[Dataset entries]
--- start ---
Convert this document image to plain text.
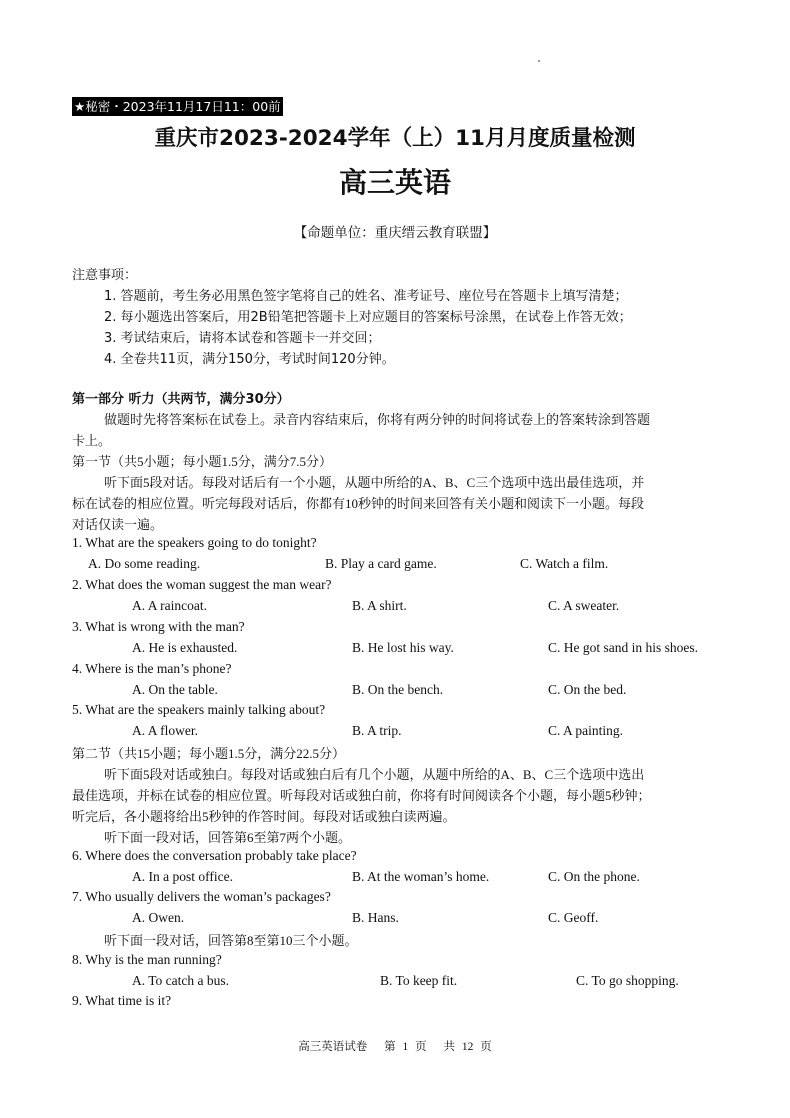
★秘密・2023年11月17日11：00前
重庆市2023-2024学年（上）11月月度质量检测
高三英语
【命题单位：重庆缙云教育联盟】
注意事项：
1. 答题前，考生务必用黑色签字笔将自己的姓名、准考证号、座位号在答题卡上填写清楚；
2. 每小题选出答案后，用2B铅笔把答题卡上对应题目的答案标号涂黑，在试卷上作答无效；
3. 考试结束后，请将本试卷和答题卡一并交回；
4. 全卷共11页，满分150分，考试时间120分钟。
第一部分 听力（共两节，满分30分）
做题时先将答案标在试卷上。录音内容结束后，你将有两分钟的时间将试卷上的答案转涂到答题
卡上。
第一节（共5小题；每小题1.5分，满分7.5分）
听下面5段对话。每段对话后有一个小题，从题中所给的A、B、C三个选项中选出最佳选项，并
标在试卷的相应位置。听完每段对话后，你都有10秒钟的时间来回答有关小题和阅读下一小题。每段
对话仅读一遍。
1. What are the speakers going to do tonight?
A. Do some reading.	B. Play a card game.	C. Watch a film.
2. What does the woman suggest the man wear?
A. A raincoat.	B. A shirt.	C. A sweater.
3. What is wrong with the man?
A. He is exhausted.	B. He lost his way.	C. He got sand in his shoes.
4. Where is the man’s phone?
A. On the table.	B. On the bench.	C. On the bed.
5. What are the speakers mainly talking about?
A. A flower.	B. A trip.	C. A painting.
第二节（共15小题；每小题1.5分，满分22.5分）
听下面5段对话或独白。每段对话或独白后有几个小题，从题中所给的A、B、C三个选项中选出
最佳选项，并标在试卷的相应位置。听每段对话或独白前，你将有时间阅读各个小题，每小题5秒钟；
听完后，各小题将给出5秒钟的作答时间。每段对话或独白读两遍。
听下面一段对话，回答第6至第7两个小题。
6. Where does the conversation probably take place?
A. In a post office.	B. At the woman’s home.	C. On the phone.
7. Who usually delivers the woman’s packages?
A. Owen.	B. Hans.	C. Geoff.
听下面一段对话，回答第8至第10三个小题。
8. Why is the man running?
A. To catch a bus.	B. To keep fit.	C. To go shopping.
9. What time is it?
高三英语试卷 第 1 页 共 12 页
--- end ---
◆ WHAT THIS TASK INVOLVES ◆
Output the records above exactly as they are, leaving out the pictures.

◆ FINAL ANSWER ◆
Convert this document image to plain text.
★秘密・2023年11月17日11：00前
重庆市2023-2024学年（上）11月月度质量检测
高三英语
【命题单位：重庆缙云教育联盟】
注意事项：
1. 答题前，考生务必用黑色签字笔将自己的姓名、准考证号、座位号在答题卡上填写清楚；
2. 每小题选出答案后，用2B铅笔把答题卡上对应题目的答案标号涂黑，在试卷上作答无效；
3. 考试结束后，请将本试卷和答题卡一并交回；
4. 全卷共11页，满分150分，考试时间120分钟。
第一部分 听力（共两节，满分30分）
做题时先将答案标在试卷上。录音内容结束后，你将有两分钟的时间将试卷上的答案转涂到答题
卡上。
第一节（共5小题；每小题1.5分，满分7.5分）
听下面5段对话。每段对话后有一个小题，从题中所给的A、B、C三个选项中选出最佳选项，并
标在试卷的相应位置。听完每段对话后，你都有10秒钟的时间来回答有关小题和阅读下一小题。每段
对话仅读一遍。
1. What are the speakers going to do tonight?
A. Do some reading.	B. Play a card game.	C. Watch a film.
2. What does the woman suggest the man wear?
A. A raincoat.	B. A shirt.	C. A sweater.
3. What is wrong with the man?
A. He is exhausted.	B. He lost his way.	C. He got sand in his shoes.
4. Where is the man’s phone?
A. On the table.	B. On the bench.	C. On the bed.
5. What are the speakers mainly talking about?
A. A flower.	B. A trip.	C. A painting.
第二节（共15小题；每小题1.5分，满分22.5分）
听下面5段对话或独白。每段对话或独白后有几个小题，从题中所给的A、B、C三个选项中选出
最佳选项，并标在试卷的相应位置。听每段对话或独白前，你将有时间阅读各个小题，每小题5秒钟；
听完后，各小题将给出5秒钟的作答时间。每段对话或独白读两遍。
听下面一段对话，回答第6至第7两个小题。
6. Where does the conversation probably take place?
A. In a post office.	B. At the woman’s home.	C. On the phone.
7. Who usually delivers the woman’s packages?
A. Owen.	B. Hans.	C. Geoff.
听下面一段对话，回答第8至第10三个小题。
8. Why is the man running?
A. To catch a bus.	B. To keep fit.	C. To go shopping.
9. What time is it?
高三英语试卷 第 1 页 共 12 页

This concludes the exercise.